■ What you have to do
Where the data below contains pictures, omit them; output the rest word for word.

Saved data entries
· · ·
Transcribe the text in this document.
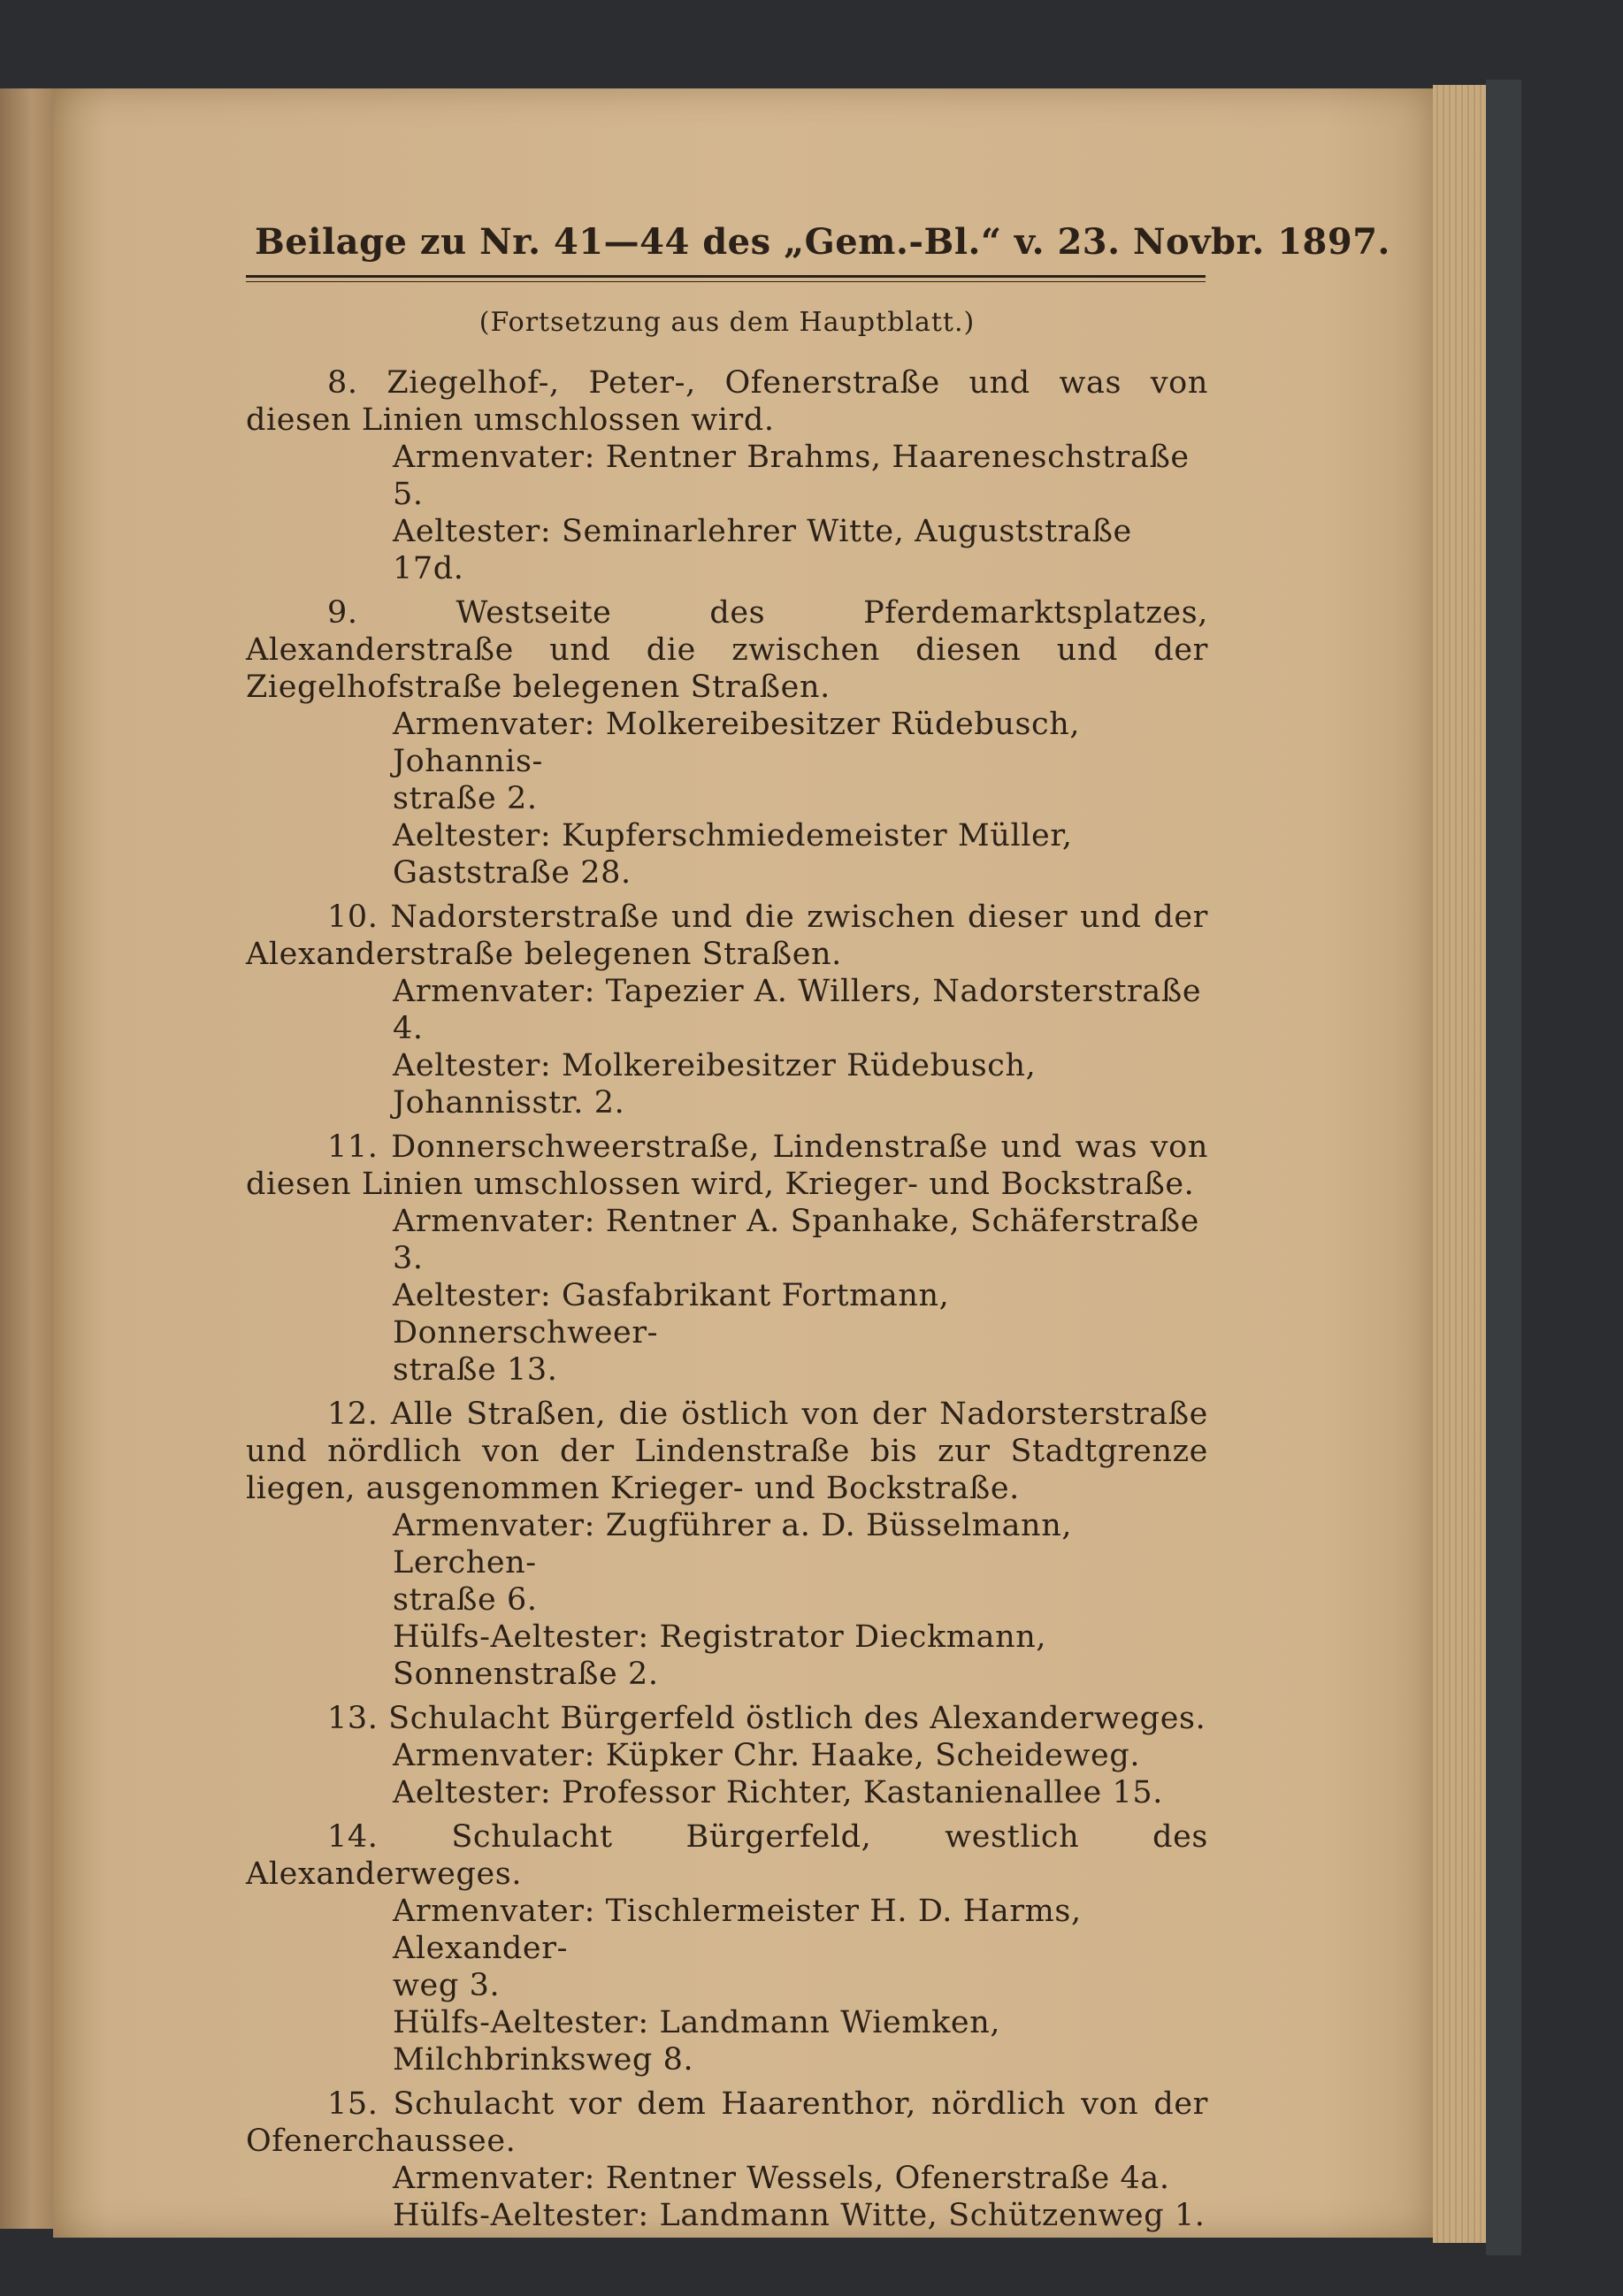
Beilage zu Nr. 41—44 des „Gem.-Bl.“ v. 23. Novbr. 1897.
(Fortsetzung aus dem Hauptblatt.)
8. Ziegelhof-, Peter-, Ofenerstraße und was von diesen Linien umschlossen wird.
Armenvater: Rentner Brahms, Haareneschstraße 5.
Aeltester: Seminarlehrer Witte, Auguststraße 17d.
9. Westseite des Pferdemarktsplatzes, Alexanderstraße und die zwischen diesen und der Ziegelhofstraße belegenen Straßen.
Armenvater: Molkereibesitzer Rüdebusch, Johannis-
straße 2.
Aeltester: Kupferschmiedemeister Müller, Gaststraße 28.
10. Nadorsterstraße und die zwischen dieser und der Alexanderstraße belegenen Straßen.
Armenvater: Tapezier A. Willers, Nadorsterstraße 4.
Aeltester: Molkereibesitzer Rüdebusch, Johannisstr. 2.
11. Donnerschweerstraße, Lindenstraße und was von diesen Linien umschlossen wird, Krieger- und Bockstraße.
Armenvater: Rentner A. Spanhake, Schäferstraße 3.
Aeltester: Gasfabrikant Fortmann, Donnerschweer-
straße 13.
12. Alle Straßen, die östlich von der Nadorsterstraße und nördlich von der Lindenstraße bis zur Stadtgrenze liegen, ausgenommen Krieger- und Bockstraße.
Armenvater: Zugführer a. D. Büsselmann, Lerchen-
straße 6.
Hülfs-Aeltester: Registrator Dieckmann, Sonnenstraße 2.
13. Schulacht Bürgerfeld östlich des Alexanderweges.
Armenvater: Küpker Chr. Haake, Scheideweg.
Aeltester: Professor Richter, Kastanienallee 15.
14. Schulacht Bürgerfeld, westlich des Alexanderweges.
Armenvater: Tischlermeister H. D. Harms, Alexander-
weg 3.
Hülfs-Aeltester: Landmann Wiemken, Milchbrinksweg 8.
15. Schulacht vor dem Haarenthor, nördlich von der Ofenerchaussee.
Armenvater: Rentner Wessels, Ofenerstraße 4a.
Hülfs-Aeltester: Landmann Witte, Schützenweg 1.
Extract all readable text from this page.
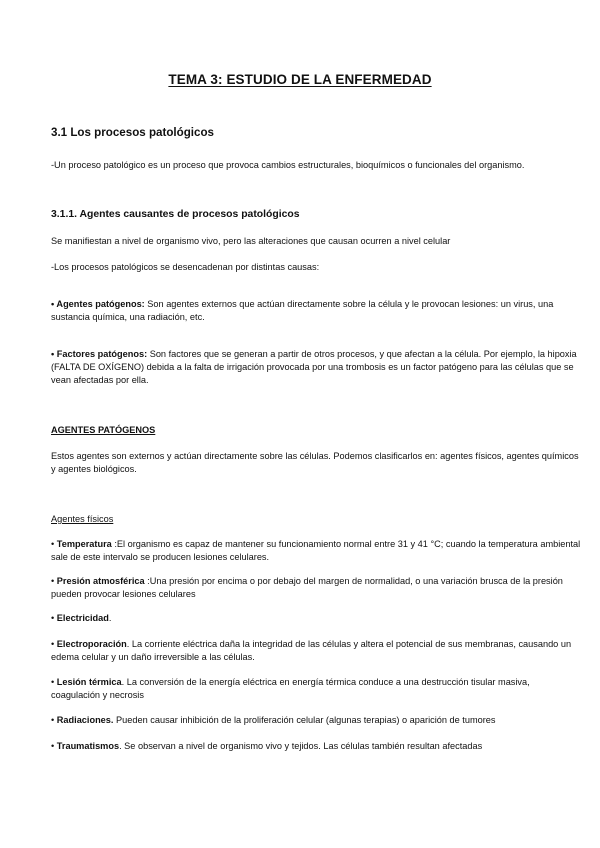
TEMA 3: ESTUDIO DE LA ENFERMEDAD
3.1 Los procesos patológicos
-Un proceso patológico es un proceso que provoca cambios estructurales, bioquímicos o funcionales del organismo.
3.1.1. Agentes causantes de procesos patológicos
Se manifiestan a nivel de organismo vivo, pero las alteraciones que causan ocurren a nivel celular
-Los procesos patológicos se desencadenan por distintas causas:
• Agentes patógenos: Son agentes externos que actúan directamente sobre la célula y le provocan lesiones: un virus, una sustancia química, una radiación, etc.
• Factores patógenos: Son factores que se generan a partir de otros procesos, y que afectan a la célula. Por ejemplo, la hipoxia (FALTA DE OXÍGENO) debida a la falta de irrigación provocada por una trombosis es un factor patógeno para las células que se vean afectadas por ella.
AGENTES PATÓGENOS
Estos agentes son externos y actúan directamente sobre las células. Podemos clasificarlos en: agentes físicos, agentes químicos y agentes biológicos.
Agentes físicos
• Temperatura :El organismo es capaz de mantener su funcionamiento normal entre 31 y 41 °C; cuando la temperatura ambiental sale de este intervalo se producen lesiones celulares.
• Presión atmosférica :Una presión por encima o por debajo del margen de normalidad, o una variación brusca de la presión pueden provocar lesiones celulares
• Electricidad.
• Electroporación. La corriente eléctrica daña la integridad de las células y altera el potencial de sus membranas, causando un edema celular y un daño irreversible a las células.
• Lesión térmica. La conversión de la energía eléctrica en energía térmica conduce a una destrucción tisular masiva, coagulación y necrosis
• Radiaciones. Pueden causar inhibición de la proliferación celular (algunas terapias) o aparición de tumores
• Traumatismos. Se observan a nivel de organismo vivo y tejidos. Las células también resultan afectadas
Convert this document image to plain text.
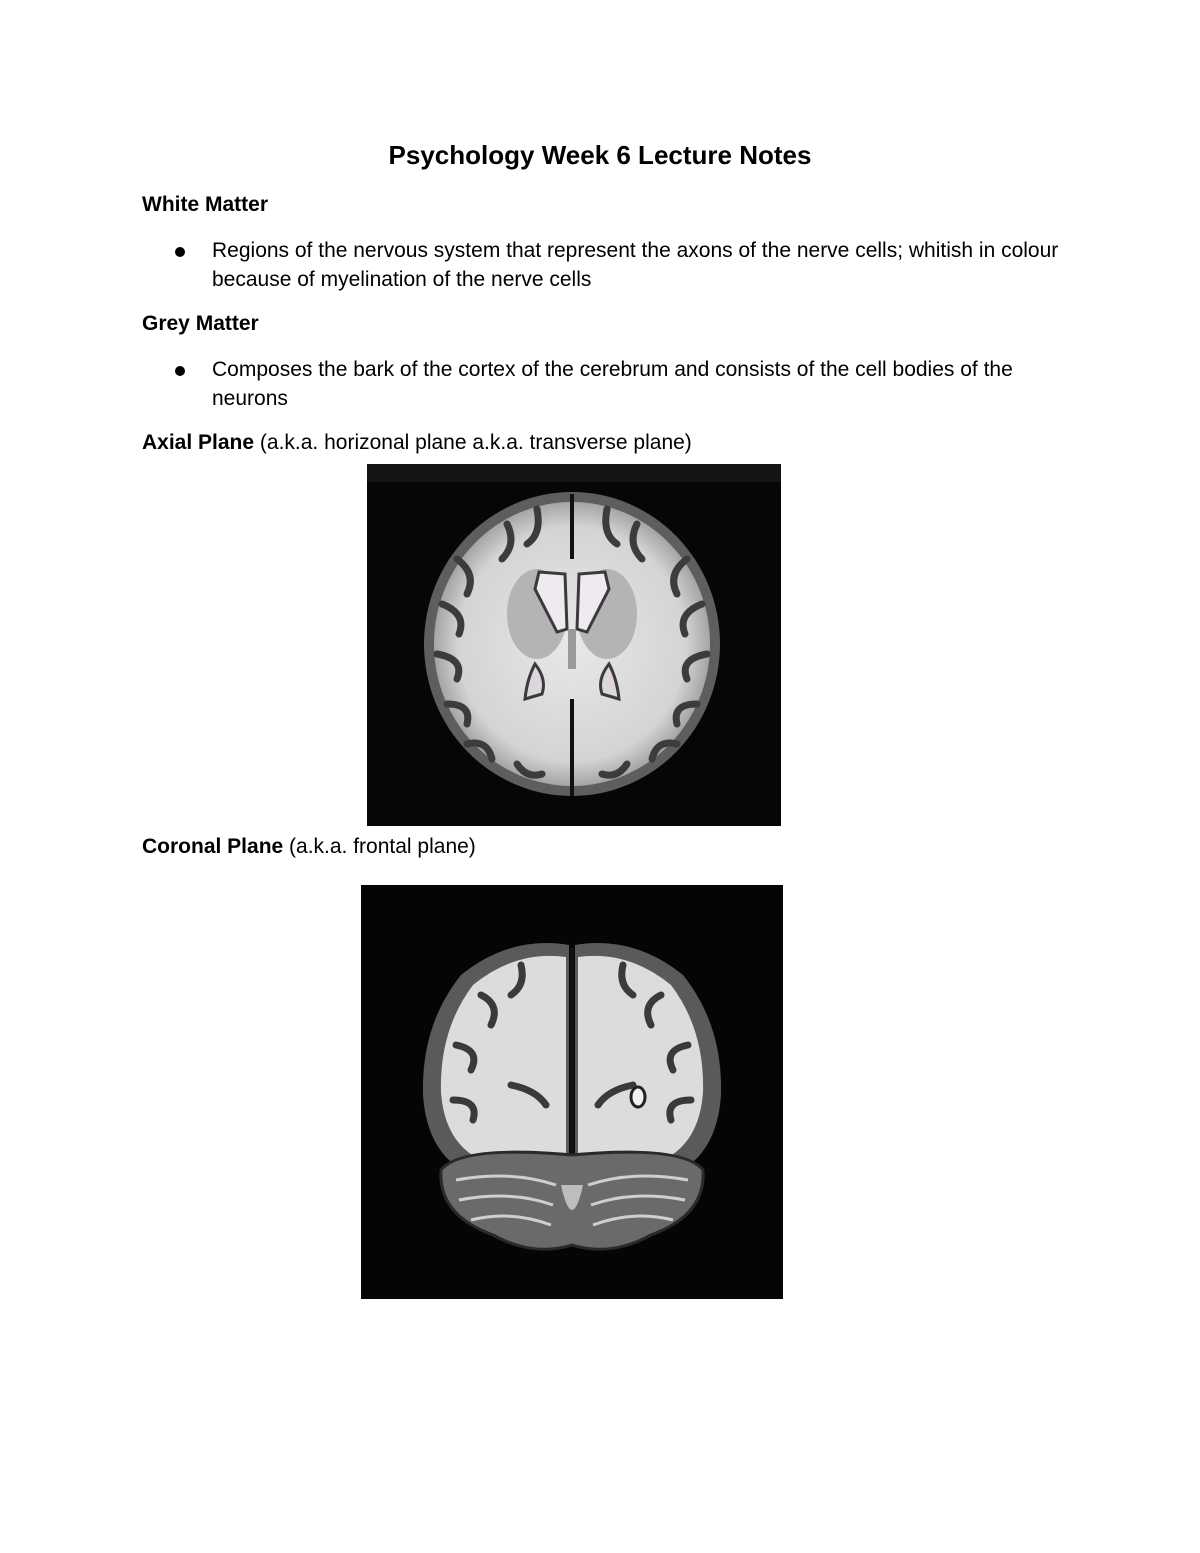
Psychology Week 6 Lecture Notes
White Matter
Regions of the nervous system that represent the axons of the nerve cells; whitish in colour because of myelination of the nerve cells
Grey Matter
Composes the bark of the cortex of the cerebrum and consists of the cell bodies of the neurons

Axial Plane (a.k.a. horizonal plane a.k.a. transverse plane)

Coronal Plane (a.k.a. frontal plane)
· · ·
■ Answer area
Transcribe the text in this document.
Beilage zu Nr. 41—44 des „Gem.-Bl.“ v. 23. Novbr. 1897.
(Fortsetzung aus dem Hauptblatt.)
8. Ziegelhof-, Peter-, Ofenerstraße und was von diesen Linien umschlossen wird.
Armenvater: Rentner Brahms, Haareneschstraße 5.
Aeltester: Seminarlehrer Witte, Auguststraße 17d.
9. Westseite des Pferdemarktsplatzes, Alexanderstraße und die zwischen diesen und der Ziegelhofstraße belegenen Straßen.
Armenvater: Molkereibesitzer Rüdebusch, Johannis-
straße 2.
Aeltester: Kupferschmiedemeister Müller, Gaststraße 28.
10. Nadorsterstraße und die zwischen dieser und der Alexanderstraße belegenen Straßen.
Armenvater: Tapezier A. Willers, Nadorsterstraße 4.
Aeltester: Molkereibesitzer Rüdebusch, Johannisstr. 2.
11. Donnerschweerstraße, Lindenstraße und was von diesen Linien umschlossen wird, Krieger- und Bockstraße.
Armenvater: Rentner A. Spanhake, Schäferstraße 3.
Aeltester: Gasfabrikant Fortmann, Donnerschweer-
straße 13.
12. Alle Straßen, die östlich von der Nadorsterstraße und nördlich von der Lindenstraße bis zur Stadtgrenze liegen, ausgenommen Krieger- und Bockstraße.
Armenvater: Zugführer a. D. Büsselmann, Lerchen-
straße 6.
Hülfs-Aeltester: Registrator Dieckmann, Sonnenstraße 2.
13. Schulacht Bürgerfeld östlich des Alexanderweges.
Armenvater: Küpker Chr. Haake, Scheideweg.
Aeltester: Professor Richter, Kastanienallee 15.
14. Schulacht Bürgerfeld, westlich des Alexanderweges.
Armenvater: Tischlermeister H. D. Harms, Alexander-
weg 3.
Hülfs-Aeltester: Landmann Wiemken, Milchbrinksweg 8.
15. Schulacht vor dem Haarenthor, nördlich von der Ofenerchaussee.
Armenvater: Rentner Wessels, Ofenerstraße 4a.
Hülfs-Aeltester: Landmann Witte, Schützenweg 1.
Extract all readable text from this page.
TEMA 3: ESTUDIO DE LA ENFERMEDAD
3.1 Los procesos patológicos
-Un proceso patológico es un proceso que provoca cambios estructurales, bioquímicos o funcionales del organismo.
3.1.1. Agentes causantes de procesos patológicos
Se manifiestan a nivel de organismo vivo, pero las alteraciones que causan ocurren a nivel celular
-Los procesos patológicos se desencadenan por distintas causas:
• Agentes patógenos: Son agentes externos que actúan directamente sobre la célula y le provocan lesiones: un virus, una sustancia química, una radiación, etc.
• Factores patógenos: Son factores que se generan a partir de otros procesos, y que afectan a la célula. Por ejemplo, la hipoxia (FALTA DE OXÍGENO) debida a la falta de irrigación provocada por una trombosis es un factor patógeno para las células que se vean afectadas por ella.
AGENTES PATÓGENOS
Estos agentes son externos y actúan directamente sobre las células. Podemos clasificarlos en: agentes físicos, agentes químicos y agentes biológicos.
Agentes físicos
• Temperatura :El organismo es capaz de mantener su funcionamiento normal entre 31 y 41 °C; cuando la temperatura ambiental sale de este intervalo se producen lesiones celulares.
• Presión atmosférica :Una presión por encima o por debajo del margen de normalidad, o una variación brusca de la presión pueden provocar lesiones celulares
• Electricidad.
• Electroporación. La corriente eléctrica daña la integridad de las células y altera el potencial de sus membranas, causando un edema celular y un daño irreversible a las células.
• Lesión térmica. La conversión de la energía eléctrica en energía térmica conduce a una destrucción tisular masiva, coagulación y necrosis
• Radiaciones. Pueden causar inhibición de la proliferación celular (algunas terapias) o aparición de tumores
• Traumatismos. Se observan a nivel de organismo vivo y tejidos. Las células también resultan afectadas
Convert this document image to plain text.
Psychology Week 6 Lecture Notes
White Matter
Regions of the nervous system that represent the axons of the nerve cells; whitish in colour because of myelination of the nerve cells
Grey Matter
Composes the bark of the cortex of the cerebrum and consists of the cell bodies of the neurons

Axial Plane (a.k.a. horizonal plane a.k.a. transverse plane)

Coronal Plane (a.k.a. frontal plane)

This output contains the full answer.